-- EXCERPTED DATA start --

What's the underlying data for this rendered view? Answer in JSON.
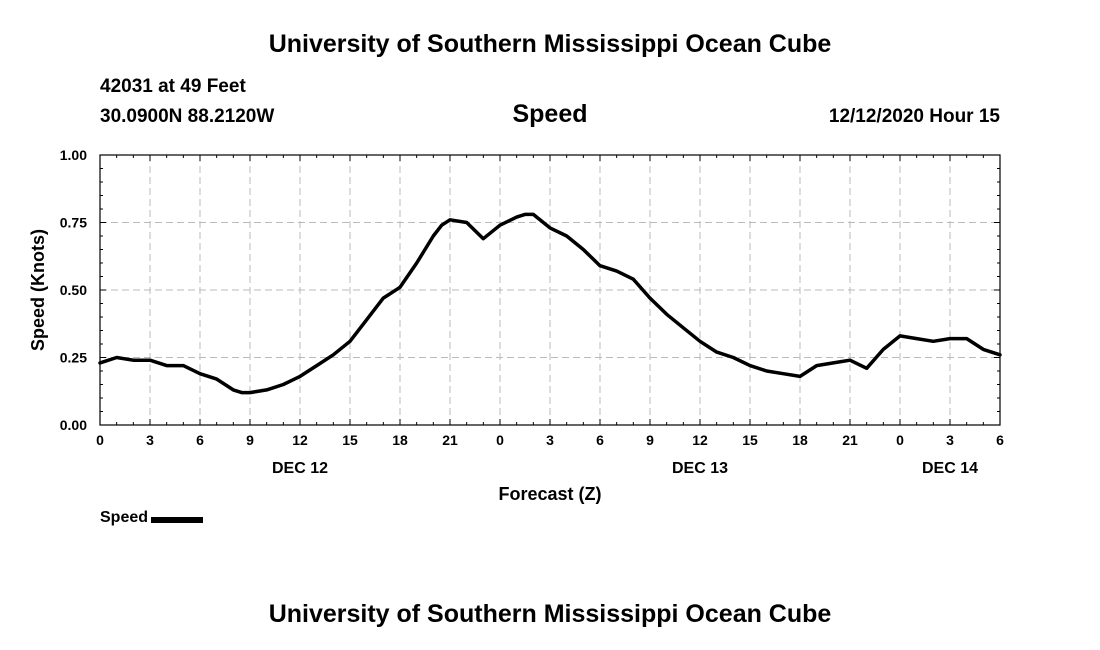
{
  "header": {
    "title": "University of Southern Mississippi Ocean Cube",
    "station": "42031 at 49 Feet",
    "coords": "30.0900N 88.2120W",
    "datetime": "12/12/2020 Hour 15"
  },
  "footer": {
    "title": "University of Southern Mississippi Ocean Cube"
  },
  "legend": {
    "label": "Speed",
    "color": "#000000"
  },
  "chart_data": {
    "type": "line",
    "title": "Speed",
    "xlabel": "Forecast (Z)",
    "ylabel": "Speed (Knots)",
    "xlim": [
      0,
      54
    ],
    "ylim": [
      0,
      1
    ],
    "grid": true,
    "x_ticks": [
      {
        "h": 0,
        "label": "0"
      },
      {
        "h": 3,
        "label": "3"
      },
      {
        "h": 6,
        "label": "6"
      },
      {
        "h": 9,
        "label": "9"
      },
      {
        "h": 12,
        "label": "12"
      },
      {
        "h": 15,
        "label": "15"
      },
      {
        "h": 18,
        "label": "18"
      },
      {
        "h": 21,
        "label": "21"
      },
      {
        "h": 24,
        "label": "0"
      },
      {
        "h": 27,
        "label": "3"
      },
      {
        "h": 30,
        "label": "6"
      },
      {
        "h": 33,
        "label": "9"
      },
      {
        "h": 36,
        "label": "12"
      },
      {
        "h": 39,
        "label": "15"
      },
      {
        "h": 42,
        "label": "18"
      },
      {
        "h": 45,
        "label": "21"
      },
      {
        "h": 48,
        "label": "0"
      },
      {
        "h": 51,
        "label": "3"
      },
      {
        "h": 54,
        "label": "6"
      }
    ],
    "day_labels": [
      {
        "h": 12,
        "label": "DEC 12"
      },
      {
        "h": 36,
        "label": "DEC 13"
      },
      {
        "h": 51,
        "label": "DEC 14"
      }
    ],
    "y_ticks": [
      {
        "v": 0.0,
        "label": "0.00"
      },
      {
        "v": 0.25,
        "label": "0.25"
      },
      {
        "v": 0.5,
        "label": "0.50"
      },
      {
        "v": 0.75,
        "label": "0.75"
      },
      {
        "v": 1.0,
        "label": "1.00"
      }
    ],
    "series": [
      {
        "name": "Speed",
        "color": "#000000",
        "x": [
          0,
          1,
          2,
          3,
          4,
          5,
          6,
          7,
          7.5,
          8,
          8.5,
          9,
          10,
          11,
          12,
          13,
          14,
          15,
          16,
          17,
          18,
          19,
          19.5,
          20,
          20.5,
          21,
          22,
          23,
          24,
          25,
          25.5,
          26,
          27,
          28,
          29,
          30,
          31,
          32,
          33,
          34,
          35,
          36,
          37,
          38,
          39,
          40,
          41,
          42,
          43,
          44,
          45,
          46,
          47,
          48,
          49,
          50,
          51,
          52,
          53,
          54
        ],
        "values": [
          0.23,
          0.25,
          0.24,
          0.24,
          0.22,
          0.22,
          0.19,
          0.17,
          0.15,
          0.13,
          0.12,
          0.12,
          0.13,
          0.15,
          0.18,
          0.22,
          0.26,
          0.31,
          0.39,
          0.47,
          0.51,
          0.6,
          0.65,
          0.7,
          0.74,
          0.76,
          0.75,
          0.69,
          0.74,
          0.77,
          0.78,
          0.78,
          0.73,
          0.7,
          0.65,
          0.59,
          0.57,
          0.54,
          0.47,
          0.41,
          0.36,
          0.31,
          0.27,
          0.25,
          0.22,
          0.2,
          0.19,
          0.18,
          0.22,
          0.23,
          0.24,
          0.21,
          0.28,
          0.33,
          0.32,
          0.31,
          0.32,
          0.32,
          0.28,
          0.26
        ]
      }
    ]
  }
}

-- EXCERPTED DATA end --

JOB:
Except for the pictures, copy the material above exactly.

REPLY TO THE EXERCISE:
What's the underlying data for this rendered view? Answer in JSON.
{
  "header": {
    "title": "University of Southern Mississippi Ocean Cube",
    "station": "42031 at 49 Feet",
    "coords": "30.0900N 88.2120W",
    "datetime": "12/12/2020 Hour 15"
  },
  "footer": {
    "title": "University of Southern Mississippi Ocean Cube"
  },
  "legend": {
    "label": "Speed",
    "color": "#000000"
  },
  "chart_data": {
    "type": "line",
    "title": "Speed",
    "xlabel": "Forecast (Z)",
    "ylabel": "Speed (Knots)",
    "xlim": [
      0,
      54
    ],
    "ylim": [
      0,
      1
    ],
    "grid": true,
    "x_ticks": [
      {
        "h": 0,
        "label": "0"
      },
      {
        "h": 3,
        "label": "3"
      },
      {
        "h": 6,
        "label": "6"
      },
      {
        "h": 9,
        "label": "9"
      },
      {
        "h": 12,
        "label": "12"
      },
      {
        "h": 15,
        "label": "15"
      },
      {
        "h": 18,
        "label": "18"
      },
      {
        "h": 21,
        "label": "21"
      },
      {
        "h": 24,
        "label": "0"
      },
      {
        "h": 27,
        "label": "3"
      },
      {
        "h": 30,
        "label": "6"
      },
      {
        "h": 33,
        "label": "9"
      },
      {
        "h": 36,
        "label": "12"
      },
      {
        "h": 39,
        "label": "15"
      },
      {
        "h": 42,
        "label": "18"
      },
      {
        "h": 45,
        "label": "21"
      },
      {
        "h": 48,
        "label": "0"
      },
      {
        "h": 51,
        "label": "3"
      },
      {
        "h": 54,
        "label": "6"
      }
    ],
    "day_labels": [
      {
        "h": 12,
        "label": "DEC 12"
      },
      {
        "h": 36,
        "label": "DEC 13"
      },
      {
        "h": 51,
        "label": "DEC 14"
      }
    ],
    "y_ticks": [
      {
        "v": 0.0,
        "label": "0.00"
      },
      {
        "v": 0.25,
        "label": "0.25"
      },
      {
        "v": 0.5,
        "label": "0.50"
      },
      {
        "v": 0.75,
        "label": "0.75"
      },
      {
        "v": 1.0,
        "label": "1.00"
      }
    ],
    "series": [
      {
        "name": "Speed",
        "color": "#000000",
        "x": [
          0,
          1,
          2,
          3,
          4,
          5,
          6,
          7,
          7.5,
          8,
          8.5,
          9,
          10,
          11,
          12,
          13,
          14,
          15,
          16,
          17,
          18,
          19,
          19.5,
          20,
          20.5,
          21,
          22,
          23,
          24,
          25,
          25.5,
          26,
          27,
          28,
          29,
          30,
          31,
          32,
          33,
          34,
          35,
          36,
          37,
          38,
          39,
          40,
          41,
          42,
          43,
          44,
          45,
          46,
          47,
          48,
          49,
          50,
          51,
          52,
          53,
          54
        ],
        "values": [
          0.23,
          0.25,
          0.24,
          0.24,
          0.22,
          0.22,
          0.19,
          0.17,
          0.15,
          0.13,
          0.12,
          0.12,
          0.13,
          0.15,
          0.18,
          0.22,
          0.26,
          0.31,
          0.39,
          0.47,
          0.51,
          0.6,
          0.65,
          0.7,
          0.74,
          0.76,
          0.75,
          0.69,
          0.74,
          0.77,
          0.78,
          0.78,
          0.73,
          0.7,
          0.65,
          0.59,
          0.57,
          0.54,
          0.47,
          0.41,
          0.36,
          0.31,
          0.27,
          0.25,
          0.22,
          0.2,
          0.19,
          0.18,
          0.22,
          0.23,
          0.24,
          0.21,
          0.28,
          0.33,
          0.32,
          0.31,
          0.32,
          0.32,
          0.28,
          0.26
        ]
      }
    ]
  }
}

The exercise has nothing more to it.